→ Exercise brief
Reproduce the records exactly.

Dataset records:
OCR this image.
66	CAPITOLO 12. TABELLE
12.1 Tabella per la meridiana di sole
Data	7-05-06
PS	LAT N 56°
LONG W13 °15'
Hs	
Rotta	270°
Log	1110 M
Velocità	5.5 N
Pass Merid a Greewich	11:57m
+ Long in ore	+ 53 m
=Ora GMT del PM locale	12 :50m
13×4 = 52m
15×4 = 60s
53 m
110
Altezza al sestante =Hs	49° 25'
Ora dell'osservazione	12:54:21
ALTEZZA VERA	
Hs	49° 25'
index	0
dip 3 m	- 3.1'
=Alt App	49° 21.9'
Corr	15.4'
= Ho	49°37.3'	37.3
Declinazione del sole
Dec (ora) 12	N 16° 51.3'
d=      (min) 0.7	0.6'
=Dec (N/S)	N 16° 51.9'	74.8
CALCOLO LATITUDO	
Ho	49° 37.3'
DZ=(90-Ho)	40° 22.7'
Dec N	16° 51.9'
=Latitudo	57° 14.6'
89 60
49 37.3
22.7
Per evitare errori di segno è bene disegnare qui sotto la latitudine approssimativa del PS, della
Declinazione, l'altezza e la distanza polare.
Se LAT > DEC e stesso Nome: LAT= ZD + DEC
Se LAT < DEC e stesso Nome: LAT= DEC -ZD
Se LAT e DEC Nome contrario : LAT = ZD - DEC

→ Correct result
OCR this image.
66	CAPITOLO 12. TABELLE
12.1 Tabella per la meridiana di sole
Data	7-05-06
PS	LAT N 56°
LONG W13 °15'
Hs	
Rotta	270°
Log	1110 M
Velocità	5.5 N
Pass Merid a Greewich	11:57m
+ Long in ore	+ 53 m
=Ora GMT del PM locale	12 :50m
13×4 = 52m
15×4 = 60s
53 m
110
Altezza al sestante =Hs	49° 25'
Ora dell'osservazione	12:54:21
ALTEZZA VERA	
Hs	49° 25'
index	0
dip 3 m	- 3.1'
=Alt App	49° 21.9'
Corr	15.4'
= Ho	49°37.3'	37.3
Declinazione del sole
Dec (ora) 12	N 16° 51.3'
d=      (min) 0.7	0.6'
=Dec (N/S)	N 16° 51.9'	74.8
CALCOLO LATITUDO	
Ho	49° 37.3'
DZ=(90-Ho)	40° 22.7'
Dec N	16° 51.9'
=Latitudo	57° 14.6'
89 60
49 37.3
22.7
Per evitare errori di segno è bene disegnare qui sotto la latitudine approssimativa del PS, della
Declinazione, l'altezza e la distanza polare.
Se LAT > DEC e stesso Nome: LAT= ZD + DEC
Se LAT < DEC e stesso Nome: LAT= DEC -ZD
Se LAT e DEC Nome contrario : LAT = ZD - DEC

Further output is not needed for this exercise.